[DO THIS]: Select from the data all lines with the word "thời".
- - - - - - -
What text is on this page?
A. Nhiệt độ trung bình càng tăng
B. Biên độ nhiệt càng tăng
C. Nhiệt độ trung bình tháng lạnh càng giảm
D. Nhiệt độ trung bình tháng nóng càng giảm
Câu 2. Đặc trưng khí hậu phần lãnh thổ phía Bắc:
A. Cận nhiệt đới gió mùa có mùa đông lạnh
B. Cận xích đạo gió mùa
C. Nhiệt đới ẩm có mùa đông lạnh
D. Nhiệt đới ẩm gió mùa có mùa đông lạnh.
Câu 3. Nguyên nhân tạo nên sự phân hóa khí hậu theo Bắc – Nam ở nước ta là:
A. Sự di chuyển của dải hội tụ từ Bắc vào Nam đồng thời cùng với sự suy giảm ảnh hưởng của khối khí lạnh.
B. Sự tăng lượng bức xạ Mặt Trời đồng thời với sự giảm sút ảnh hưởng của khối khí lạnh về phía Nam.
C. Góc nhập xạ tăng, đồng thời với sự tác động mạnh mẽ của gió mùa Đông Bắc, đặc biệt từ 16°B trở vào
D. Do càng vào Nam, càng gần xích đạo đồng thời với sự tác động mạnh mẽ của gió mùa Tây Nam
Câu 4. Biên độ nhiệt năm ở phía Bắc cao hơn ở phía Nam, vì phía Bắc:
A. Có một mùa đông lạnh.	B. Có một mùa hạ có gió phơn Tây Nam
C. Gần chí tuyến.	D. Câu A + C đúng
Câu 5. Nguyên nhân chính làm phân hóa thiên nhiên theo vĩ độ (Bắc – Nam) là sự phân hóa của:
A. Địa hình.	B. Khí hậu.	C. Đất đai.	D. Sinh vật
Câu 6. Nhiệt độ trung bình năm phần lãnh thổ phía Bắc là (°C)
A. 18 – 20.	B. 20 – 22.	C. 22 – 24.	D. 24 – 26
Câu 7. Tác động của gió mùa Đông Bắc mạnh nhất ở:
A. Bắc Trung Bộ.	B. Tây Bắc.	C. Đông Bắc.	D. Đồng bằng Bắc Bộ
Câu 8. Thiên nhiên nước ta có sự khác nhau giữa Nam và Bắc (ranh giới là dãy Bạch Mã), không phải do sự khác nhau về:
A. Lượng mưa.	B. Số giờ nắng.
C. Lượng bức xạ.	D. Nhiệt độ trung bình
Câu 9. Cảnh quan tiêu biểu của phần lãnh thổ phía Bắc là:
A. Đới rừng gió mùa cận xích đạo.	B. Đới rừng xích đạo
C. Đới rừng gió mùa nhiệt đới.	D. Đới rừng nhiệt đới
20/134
- - - - - - -
[THE RESULT]:
A. Sự di chuyển của dải hội tụ từ Bắc vào Nam đồng thời cùng với sự suy giảm ảnh hưởng của khối khí lạnh.
B. Sự tăng lượng bức xạ Mặt Trời đồng thời với sự giảm sút ảnh hưởng của khối khí lạnh về phía Nam.
C. Góc nhập xạ tăng, đồng thời với sự tác động mạnh mẽ của gió mùa Đông Bắc, đặc biệt từ 16°B trở vào
D. Do càng vào Nam, càng gần xích đạo đồng thời với sự tác động mạnh mẽ của gió mùa Tây Nam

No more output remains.